▶ **SHORT PROBLEM**:
Will you print the material below without altering a single character?

──────── INPUT DATA

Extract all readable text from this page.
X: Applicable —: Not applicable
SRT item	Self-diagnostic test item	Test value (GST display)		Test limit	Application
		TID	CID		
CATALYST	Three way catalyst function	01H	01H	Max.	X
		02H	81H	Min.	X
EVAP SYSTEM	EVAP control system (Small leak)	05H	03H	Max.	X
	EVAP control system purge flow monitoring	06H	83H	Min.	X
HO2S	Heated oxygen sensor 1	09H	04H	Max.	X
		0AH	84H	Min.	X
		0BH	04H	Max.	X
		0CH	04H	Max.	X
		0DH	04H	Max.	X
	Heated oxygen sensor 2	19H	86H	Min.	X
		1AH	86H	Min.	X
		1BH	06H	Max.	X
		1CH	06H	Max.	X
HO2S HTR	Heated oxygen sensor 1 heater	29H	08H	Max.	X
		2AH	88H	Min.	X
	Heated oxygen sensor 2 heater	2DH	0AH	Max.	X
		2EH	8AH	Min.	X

────────────────

▶ **WRITTEN SOLUTION**:
Extract all readable text from this page.
X: Applicable —: Not applicable
SRT item	Self-diagnostic test item	Test value (GST display)		Test limit	Application
		TID	CID		
CATALYST	Three way catalyst function	01H	01H	Max.	X
		02H	81H	Min.	X
EVAP SYSTEM	EVAP control system (Small leak)	05H	03H	Max.	X
	EVAP control system purge flow monitoring	06H	83H	Min.	X
HO2S	Heated oxygen sensor 1	09H	04H	Max.	X
		0AH	84H	Min.	X
		0BH	04H	Max.	X
		0CH	04H	Max.	X
		0DH	04H	Max.	X
	Heated oxygen sensor 2	19H	86H	Min.	X
		1AH	86H	Min.	X
		1BH	06H	Max.	X
		1CH	06H	Max.	X
HO2S HTR	Heated oxygen sensor 1 heater	29H	08H	Max.	X
		2AH	88H	Min.	X
	Heated oxygen sensor 2 heater	2DH	0AH	Max.	X
		2EH	8AH	Min.	X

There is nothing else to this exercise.